» **What needs to be done**
Present every line of the listing below as a numbered list, leaving out any blank lines.
** start of Records shown **
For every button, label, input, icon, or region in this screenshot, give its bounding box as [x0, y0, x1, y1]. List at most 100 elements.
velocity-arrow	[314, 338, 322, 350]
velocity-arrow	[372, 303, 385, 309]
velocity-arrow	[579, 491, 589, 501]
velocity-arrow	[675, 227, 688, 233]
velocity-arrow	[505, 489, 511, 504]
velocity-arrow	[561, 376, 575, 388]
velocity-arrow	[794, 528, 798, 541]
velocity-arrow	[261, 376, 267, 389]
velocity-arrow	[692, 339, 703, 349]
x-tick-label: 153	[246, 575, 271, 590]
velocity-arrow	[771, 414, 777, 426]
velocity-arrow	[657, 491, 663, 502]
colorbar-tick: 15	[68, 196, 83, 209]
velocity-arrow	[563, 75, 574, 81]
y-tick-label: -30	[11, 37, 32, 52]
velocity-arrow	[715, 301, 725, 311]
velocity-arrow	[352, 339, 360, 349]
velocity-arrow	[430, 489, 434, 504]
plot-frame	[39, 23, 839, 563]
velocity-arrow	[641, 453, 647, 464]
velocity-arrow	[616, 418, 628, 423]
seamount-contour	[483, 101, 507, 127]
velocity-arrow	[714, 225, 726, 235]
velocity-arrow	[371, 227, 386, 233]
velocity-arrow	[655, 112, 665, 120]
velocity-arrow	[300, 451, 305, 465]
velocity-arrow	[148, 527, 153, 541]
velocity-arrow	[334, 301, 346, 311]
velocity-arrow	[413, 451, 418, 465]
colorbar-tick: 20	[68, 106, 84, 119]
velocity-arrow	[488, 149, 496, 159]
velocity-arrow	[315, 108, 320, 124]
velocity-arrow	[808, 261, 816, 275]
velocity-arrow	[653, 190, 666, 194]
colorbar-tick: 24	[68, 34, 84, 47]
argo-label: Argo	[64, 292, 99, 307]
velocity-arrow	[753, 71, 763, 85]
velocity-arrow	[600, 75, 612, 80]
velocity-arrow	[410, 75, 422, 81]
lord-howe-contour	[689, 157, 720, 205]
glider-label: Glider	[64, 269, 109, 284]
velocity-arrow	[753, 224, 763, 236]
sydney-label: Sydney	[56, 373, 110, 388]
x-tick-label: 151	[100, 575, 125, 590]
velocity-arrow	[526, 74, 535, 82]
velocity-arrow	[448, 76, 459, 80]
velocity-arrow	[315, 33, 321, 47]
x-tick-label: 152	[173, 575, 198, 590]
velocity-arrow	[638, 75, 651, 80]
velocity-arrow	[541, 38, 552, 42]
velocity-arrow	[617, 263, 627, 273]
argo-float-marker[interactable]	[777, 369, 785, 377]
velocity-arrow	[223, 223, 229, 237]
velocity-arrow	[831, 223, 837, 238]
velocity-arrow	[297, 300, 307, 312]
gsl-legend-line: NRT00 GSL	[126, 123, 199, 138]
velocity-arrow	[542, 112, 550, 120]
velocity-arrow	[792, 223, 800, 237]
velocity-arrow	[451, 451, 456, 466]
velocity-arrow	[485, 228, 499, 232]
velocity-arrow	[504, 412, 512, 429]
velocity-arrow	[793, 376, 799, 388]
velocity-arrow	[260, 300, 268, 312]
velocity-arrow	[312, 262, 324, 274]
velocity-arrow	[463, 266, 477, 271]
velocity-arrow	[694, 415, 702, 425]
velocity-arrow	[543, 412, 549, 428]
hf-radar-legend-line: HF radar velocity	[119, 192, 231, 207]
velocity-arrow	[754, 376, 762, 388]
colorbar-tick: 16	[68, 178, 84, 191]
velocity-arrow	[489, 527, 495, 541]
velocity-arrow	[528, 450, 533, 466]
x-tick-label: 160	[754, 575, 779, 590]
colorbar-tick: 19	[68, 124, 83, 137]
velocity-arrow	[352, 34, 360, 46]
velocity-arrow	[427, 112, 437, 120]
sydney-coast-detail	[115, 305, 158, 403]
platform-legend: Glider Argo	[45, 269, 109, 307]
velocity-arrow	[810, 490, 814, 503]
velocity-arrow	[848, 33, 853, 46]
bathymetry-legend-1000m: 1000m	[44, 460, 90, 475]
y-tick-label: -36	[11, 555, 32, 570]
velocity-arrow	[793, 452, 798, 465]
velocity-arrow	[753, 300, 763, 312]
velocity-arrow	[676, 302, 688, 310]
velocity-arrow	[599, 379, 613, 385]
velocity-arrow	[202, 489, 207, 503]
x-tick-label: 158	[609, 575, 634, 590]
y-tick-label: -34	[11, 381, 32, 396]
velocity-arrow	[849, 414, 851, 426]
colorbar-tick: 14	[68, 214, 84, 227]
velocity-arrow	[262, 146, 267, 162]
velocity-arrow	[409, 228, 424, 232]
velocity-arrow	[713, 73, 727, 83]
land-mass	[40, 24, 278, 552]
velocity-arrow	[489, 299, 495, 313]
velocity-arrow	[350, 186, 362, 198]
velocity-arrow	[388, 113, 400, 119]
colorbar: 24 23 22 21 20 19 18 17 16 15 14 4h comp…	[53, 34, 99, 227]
** end of Records shown **
» **Correct response**
1. For every button, label, input, icon, or region in this screenshot, give its bounding box as [x0, y0, x1, y1]. List at most 100 elements.
2. velocity-arrow	[314, 338, 322, 350]
3. velocity-arrow	[372, 303, 385, 309]
4. velocity-arrow	[579, 491, 589, 501]
5. velocity-arrow	[675, 227, 688, 233]
6. velocity-arrow	[505, 489, 511, 504]
7. velocity-arrow	[561, 376, 575, 388]
8. velocity-arrow	[794, 528, 798, 541]
9. velocity-arrow	[261, 376, 267, 389]
10. velocity-arrow	[692, 339, 703, 349]
11. x-tick-label: 153	[246, 575, 271, 590]
12. velocity-arrow	[771, 414, 777, 426]
13. velocity-arrow	[657, 491, 663, 502]
14. colorbar-tick: 15	[68, 196, 83, 209]
15. velocity-arrow	[563, 75, 574, 81]
16. y-tick-label: -30	[11, 37, 32, 52]
17. velocity-arrow	[715, 301, 725, 311]
18. velocity-arrow	[352, 339, 360, 349]
19. velocity-arrow	[430, 489, 434, 504]
20. plot-frame	[39, 23, 839, 563]
21. velocity-arrow	[641, 453, 647, 464]
22. velocity-arrow	[616, 418, 628, 423]
23. seamount-contour	[483, 101, 507, 127]
24. velocity-arrow	[714, 225, 726, 235]
25. velocity-arrow	[371, 227, 386, 233]
26. velocity-arrow	[655, 112, 665, 120]
27. velocity-arrow	[300, 451, 305, 465]
28. velocity-arrow	[148, 527, 153, 541]
29. velocity-arrow	[334, 301, 346, 311]
30. velocity-arrow	[413, 451, 418, 465]
31. colorbar-tick: 20	[68, 106, 84, 119]
32. velocity-arrow	[488, 149, 496, 159]
33. velocity-arrow	[315, 108, 320, 124]
34. velocity-arrow	[808, 261, 816, 275]
35. velocity-arrow	[653, 190, 666, 194]
36. colorbar-tick: 24	[68, 34, 84, 47]
37. argo-label: Argo	[64, 292, 99, 307]
38. velocity-arrow	[753, 71, 763, 85]
39. velocity-arrow	[600, 75, 612, 80]
40. velocity-arrow	[410, 75, 422, 81]
41. lord-howe-contour	[689, 157, 720, 205]
42. glider-label: Glider	[64, 269, 109, 284]
43. velocity-arrow	[753, 224, 763, 236]
44. sydney-label: Sydney	[56, 373, 110, 388]
45. x-tick-label: 151	[100, 575, 125, 590]
46. velocity-arrow	[526, 74, 535, 82]
47. velocity-arrow	[448, 76, 459, 80]
48. velocity-arrow	[315, 33, 321, 47]
49. x-tick-label: 152	[173, 575, 198, 590]
50. velocity-arrow	[638, 75, 651, 80]
51. velocity-arrow	[541, 38, 552, 42]
52. velocity-arrow	[617, 263, 627, 273]
53. argo-float-marker[interactable]	[777, 369, 785, 377]
54. velocity-arrow	[223, 223, 229, 237]
55. velocity-arrow	[831, 223, 837, 238]
56. velocity-arrow	[297, 300, 307, 312]
57. gsl-legend-line: NRT00 GSL	[126, 123, 199, 138]
58. velocity-arrow	[542, 112, 550, 120]
59. velocity-arrow	[792, 223, 800, 237]
60. velocity-arrow	[451, 451, 456, 466]
61. velocity-arrow	[485, 228, 499, 232]
62. velocity-arrow	[504, 412, 512, 429]
63. velocity-arrow	[793, 376, 799, 388]
64. velocity-arrow	[260, 300, 268, 312]
65. velocity-arrow	[312, 262, 324, 274]
66. velocity-arrow	[463, 266, 477, 271]
67. velocity-arrow	[694, 415, 702, 425]
68. velocity-arrow	[543, 412, 549, 428]
69. hf-radar-legend-line: HF radar velocity	[119, 192, 231, 207]
70. velocity-arrow	[754, 376, 762, 388]
71. colorbar-tick: 16	[68, 178, 84, 191]
72. velocity-arrow	[489, 527, 495, 541]
73. velocity-arrow	[528, 450, 533, 466]
74. x-tick-label: 160	[754, 575, 779, 590]
75. colorbar-tick: 19	[68, 124, 83, 137]
76. velocity-arrow	[352, 34, 360, 46]
77. velocity-arrow	[427, 112, 437, 120]
78. sydney-coast-detail	[115, 305, 158, 403]
79. platform-legend: Glider Argo	[45, 269, 109, 307]
80. velocity-arrow	[810, 490, 814, 503]
81. velocity-arrow	[848, 33, 853, 46]
82. bathymetry-legend-1000m: 1000m	[44, 460, 90, 475]
83. y-tick-label: -36	[11, 555, 32, 570]
84. velocity-arrow	[793, 452, 798, 465]
85. velocity-arrow	[753, 300, 763, 312]
86. velocity-arrow	[676, 302, 688, 310]
87. velocity-arrow	[599, 379, 613, 385]
88. velocity-arrow	[202, 489, 207, 503]
89. x-tick-label: 158	[609, 575, 634, 590]
90. y-tick-label: -34	[11, 381, 32, 396]
91. velocity-arrow	[849, 414, 851, 426]
92. colorbar-tick: 14	[68, 214, 84, 227]
93. velocity-arrow	[262, 146, 267, 162]
94. velocity-arrow	[409, 228, 424, 232]
95. velocity-arrow	[713, 73, 727, 83]
96. land-mass	[40, 24, 278, 552]
97. velocity-arrow	[489, 299, 495, 313]
98. velocity-arrow	[350, 186, 362, 198]
99. velocity-arrow	[388, 113, 400, 119]
100. colorbar: 24 23 22 21 20 19 18 17 16 15 14 4h comp…	[53, 34, 99, 227]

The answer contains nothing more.